◆ Vorliegender Text ◆
218 Kilometer Gleis stillgelegt
Es handle sich um recht unterschiedliche Projekte, sagte Neumann. In den vergangenen 25 Jahren gab die Deutsche Bahn in Baden-Württemberg Schienenstrecken mit einer Gesamtlänge von 218 Kilometern auf. Darunter befinden sich eigenständige Linien wie die 24 Kilometer lange Strecke von Waldenburg nach Forchtenberg (Hohenlohekreis), die sieben Kilometer lange Bahn von Ludwigsburg nach Markgröningen und die 20 Kilometer lange Strecke von Lauffen nach Leonbronn (Kreis Heilbronn), aber auch nur wenige hundert Meter lange Ausweichgleise.
Auch deren Reaktivierung könne sinnvoll sein, wie der bahnpolitische Sprecher der Grünen-Bundestagsfraktion, Matthias Gastel, betont. So fehle es im Filstal (Kreis Göppingen) an Ausweichmöglichkeiten. „Es kommt immer wieder zu Verspätungen, weil die früheren Überholgleise abgebaut wurden.“
Speziell in dicht besiedelten Gebieten dürfte die Streckenreaktivierung schwer fallen. So wurden im Heidelberger Stadtgebiet in den vergangenen Jahren 17 Kilometer Gleis entfernt. Es habe sich größtenteils um Parallelstrecken gehandelt. An einer Reaktivierung habe man kein Interesse, erklärte eine Stadtsprecherin. Sie sei schlicht nicht möglich. Die betroffenen Gleise seien längst überbaut. Auf einem großen Teil der frei gewordenen Strecken entstehe gegenwärtig der neue Stadtteil Bahnstadt.

◆ In einem Datensatz aufgeführte Einträge ◆
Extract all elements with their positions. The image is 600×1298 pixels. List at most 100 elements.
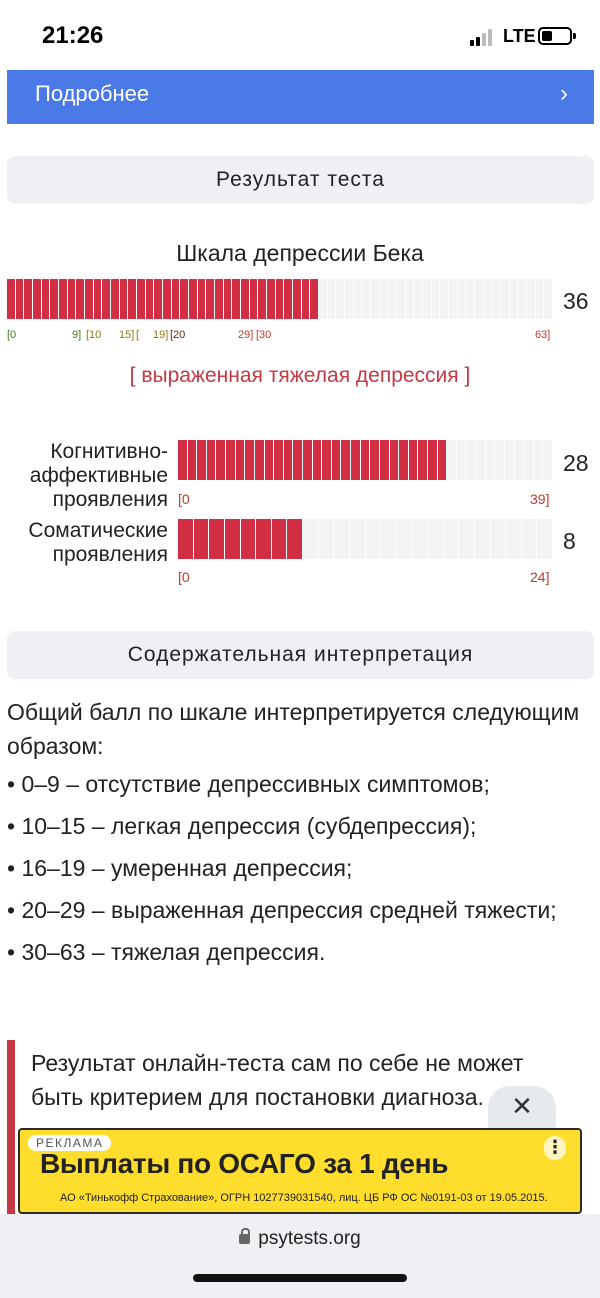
ad-tag: РЕКЛАМА (28, 1135, 112, 1151)
bar-segment-empty (537, 519, 553, 559)
subscale-cognitive-bar (178, 440, 553, 480)
subscale-label-line: Когнитивно- (50, 440, 168, 463)
bar-segment-empty (514, 440, 525, 480)
bar-segment-empty (474, 519, 491, 559)
more-details-button[interactable]: Подробнее › (7, 70, 594, 124)
bar-segment-filled (274, 440, 284, 480)
close-ad-button[interactable]: ✕ (488, 1086, 556, 1130)
bar-segment-filled (226, 440, 236, 480)
bar-segment-filled (50, 279, 59, 319)
status-time: 21:26 (42, 22, 104, 49)
subscale-somatic-score: 8 (563, 528, 576, 554)
bar-segment-filled (85, 279, 94, 319)
bar-segment-empty (457, 279, 467, 319)
bar-segment-filled (216, 440, 227, 480)
bar-segment-filled (41, 279, 51, 319)
bar-segment-filled (163, 279, 172, 319)
disclaimer-note: Результат онлайн-теста сам по себе не мо… (7, 1040, 600, 1220)
bar-segment-filled (264, 440, 275, 480)
subscale-label-line: проявления (52, 543, 168, 566)
bar-segment-empty (533, 440, 544, 480)
interpretation-item: • 16–19 – умеренная депрессия; (7, 855, 353, 881)
bar-segment-filled (408, 440, 419, 480)
tick-label: 9] (72, 329, 82, 341)
bar-segment-filled (241, 279, 250, 319)
result-header: Результат теста (7, 156, 594, 204)
subscale-label-line: Соматические (28, 519, 168, 542)
more-details-label: Подробнее (35, 81, 150, 106)
subscale-somatic-max: 24] (530, 569, 550, 585)
result-verdict: [ выраженная тяжелая депрессия ] (129, 364, 471, 387)
main-score: 36 (563, 288, 589, 314)
bar-segment-filled (154, 279, 163, 319)
bar-segment-filled (379, 440, 390, 480)
subscale-cognitive-score: 28 (563, 450, 589, 476)
bar-segment-filled (197, 279, 207, 319)
bar-segment-empty (396, 519, 413, 559)
scale-title: Шкала депрессии Бека (176, 240, 424, 266)
bar-segment-filled (322, 440, 332, 480)
bar-segment-filled (76, 279, 85, 319)
subscale-cognitive-label: Когнитивно- аффективные проявления (0, 440, 168, 512)
bar-segment-filled (303, 440, 313, 480)
bar-segment-empty (449, 279, 458, 319)
bar-segment-empty (327, 279, 337, 319)
bar-segment-filled (189, 279, 198, 319)
more-options-icon[interactable]: ⋮ (544, 1136, 566, 1160)
bar-segment-filled (275, 279, 285, 319)
bar-segment-empty (414, 279, 423, 319)
bar-segment-empty (379, 279, 389, 319)
ad-banner[interactable]: РЕКЛАМА Выплаты по ОСАГО за 1 день АО «Т… (18, 1128, 582, 1214)
bar-segment-filled (283, 440, 294, 480)
bar-segment-empty (459, 519, 475, 559)
status-bar: 21:26 LTE (0, 0, 600, 70)
subscale-somatic-label: Соматические проявления (0, 519, 168, 567)
bar-segment-empty (521, 519, 538, 559)
bar-segment-empty (353, 279, 363, 319)
tick-label: [30 (256, 329, 272, 341)
ad-fine-print: АО «Тинькофф Страхование», ОГРН 10277390… (60, 1192, 548, 1204)
main-scale-bar (7, 279, 553, 319)
bar-segment-empty (543, 440, 553, 480)
interpretation-header: Содержательная интерпретация (7, 631, 594, 679)
bar-segment-filled (145, 279, 155, 319)
interpretation-intro: Общий балл по шкале интерпретируется сле… (7, 699, 580, 759)
interpretation-item: • 10–15 – легкая депрессия (субдепрессия… (7, 813, 477, 839)
bar-segment-empty (483, 279, 493, 319)
bar-segment-filled (59, 279, 68, 319)
bar-segment-filled (258, 279, 267, 319)
bar-segment-empty (440, 279, 449, 319)
bar-segment-filled (249, 279, 259, 319)
bar-segment-filled (399, 440, 409, 480)
interpretation-item: • 0–9 – отсутствие депрессивных симптомо… (7, 771, 490, 797)
tick-label: 15] (119, 329, 135, 341)
subscale-cognitive-min: [0 (178, 491, 190, 507)
bar-segment-empty (423, 279, 432, 319)
bar-segment-filled (128, 279, 137, 319)
bar-segment-empty (303, 519, 319, 559)
bar-segment-filled (137, 279, 146, 319)
bar-segment-empty (527, 279, 536, 319)
bar-segment-filled (206, 279, 215, 319)
bar-segment-empty (506, 519, 522, 559)
bar-segment-filled (7, 279, 16, 319)
bar-segment-empty (509, 279, 519, 319)
bar-segment-filled (389, 440, 400, 480)
bar-segment-empty (349, 519, 366, 559)
tick-label: 19] (153, 329, 169, 341)
bar-segment-filled (293, 440, 303, 480)
subscale-cognitive-max: 39] (530, 491, 550, 507)
bar-segment-empty (524, 440, 534, 480)
bar-segment-filled (171, 279, 181, 319)
bar-segment-filled (215, 279, 224, 319)
bar-segment-empty (345, 279, 354, 319)
home-indicator (193, 1274, 407, 1282)
bar-segment-filled (102, 279, 111, 319)
bar-segment-empty (485, 440, 496, 480)
bar-segment-empty (490, 519, 507, 559)
network-type: LTE (503, 26, 536, 46)
bar-segment-empty (504, 440, 515, 480)
chevron-right-icon: › (560, 80, 568, 107)
bar-segment-filled (119, 279, 129, 319)
browser-address-bar[interactable]: psytests.org (0, 1214, 600, 1298)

◆ Zu lösende Aufgaben ◆
a) Kannst du den Text über stillgelegte Bahnstrecken vollständig und wortgetreu zitieren?
b) Kannst du in den Einträgen „subscale-label-line“ durch „subscale-label-row“ ersetzen und dabei sonst nichts ändern? Beginne bei der Zeile mit „ad-tag: РЕКЛАМА (28, 1135, 112, 1151)“, höre nach der Zeile mit „bar-segment-empty (379, 279, 389, 319)“ auf und gib nur diese Zeilen wieder.
Der Text und die Einträge haben nichts miteinander zu tun.

◆ Lösungen ◆
a)
218 Kilometer Gleis stillgelegt
Es handle sich um recht unterschiedliche Projekte, sagte Neumann. In den vergangenen 25 Jahren gab die Deutsche Bahn in Baden-Württemberg Schienenstrecken mit einer Gesamtlänge von 218 Kilometern auf. Darunter befinden sich eigenständige Linien wie die 24 Kilometer lange Strecke von Waldenburg nach Forchtenberg (Hohenlohekreis), die sieben Kilometer lange Bahn von Ludwigsburg nach Markgröningen und die 20 Kilometer lange Strecke von Lauffen nach Leonbronn (Kreis Heilbronn), aber auch nur wenige hundert Meter lange Ausweichgleise.
Auch deren Reaktivierung könne sinnvoll sein, wie der bahnpolitische Sprecher der Grünen-Bundestagsfraktion, Matthias Gastel, betont. So fehle es im Filstal (Kreis Göppingen) an Ausweichmöglichkeiten. „Es kommt immer wieder zu Verspätungen, weil die früheren Überholgleise abgebaut wurden.“
Speziell in dicht besiedelten Gebieten dürfte die Streckenreaktivierung schwer fallen. So wurden im Heidelberger Stadtgebiet in den vergangenen Jahren 17 Kilometer Gleis entfernt. Es habe sich größtenteils um Parallelstrecken gehandelt. An einer Reaktivierung habe man kein Interesse, erklärte eine Stadtsprecherin. Sie sei schlicht nicht möglich. Die betroffenen Gleise seien längst überbaut. Auf einem großen Teil der frei gewordenen Strecken entstehe gegenwärtig der neue Stadtteil Bahnstadt.

b)
ad-tag: РЕКЛАМА (28, 1135, 112, 1151)
bar-segment-empty (537, 519, 553, 559)
subscale-cognitive-bar (178, 440, 553, 480)
subscale-label-row: Когнитивно- (50, 440, 168, 463)
bar-segment-empty (514, 440, 525, 480)
bar-segment-empty (474, 519, 491, 559)
more-details-button[interactable]: Подробнее › (7, 70, 594, 124)
bar-segment-filled (274, 440, 284, 480)
close-ad-button[interactable]: ✕ (488, 1086, 556, 1130)
bar-segment-filled (226, 440, 236, 480)
bar-segment-filled (50, 279, 59, 319)
status-time: 21:26 (42, 22, 104, 49)
subscale-somatic-score: 8 (563, 528, 576, 554)
bar-segment-filled (85, 279, 94, 319)
bar-segment-empty (457, 279, 467, 319)
bar-segment-filled (216, 440, 227, 480)
bar-segment-filled (41, 279, 51, 319)
bar-segment-filled (163, 279, 172, 319)
disclaimer-note: Результат онлайн-теста сам по себе не мо… (7, 1040, 600, 1220)
bar-segment-filled (264, 440, 275, 480)
subscale-label-row: проявления (52, 543, 168, 566)
bar-segment-empty (533, 440, 544, 480)
interpretation-item: • 16–19 – умеренная депрессия; (7, 855, 353, 881)
bar-segment-filled (408, 440, 419, 480)
tick-label: 9] (72, 329, 82, 341)
bar-segment-filled (241, 279, 250, 319)
result-header: Результат теста (7, 156, 594, 204)
subscale-label-row: Соматические (28, 519, 168, 542)
more-details-label: Подробнее (35, 81, 150, 106)
subscale-somatic-max: 24] (530, 569, 550, 585)
result-verdict: [ выраженная тяжелая депрессия ] (129, 364, 471, 387)
main-score: 36 (563, 288, 589, 314)
bar-segment-filled (154, 279, 163, 319)
bar-segment-filled (379, 440, 390, 480)
subscale-cognitive-score: 28 (563, 450, 589, 476)
bar-segment-filled (197, 279, 207, 319)
bar-segment-empty (396, 519, 413, 559)
scale-title: Шкала депрессии Бека (176, 240, 424, 266)
bar-segment-filled (322, 440, 332, 480)
bar-segment-filled (76, 279, 85, 319)
subscale-cognitive-label: Когнитивно- аффективные проявления (0, 440, 168, 512)
bar-segment-filled (303, 440, 313, 480)
bar-segment-empty (449, 279, 458, 319)
bar-segment-empty (327, 279, 337, 319)
bar-segment-filled (189, 279, 198, 319)
more-options-icon[interactable]: ⋮ (544, 1136, 566, 1160)
bar-segment-filled (275, 279, 285, 319)
bar-segment-empty (414, 279, 423, 319)
bar-segment-empty (379, 279, 389, 319)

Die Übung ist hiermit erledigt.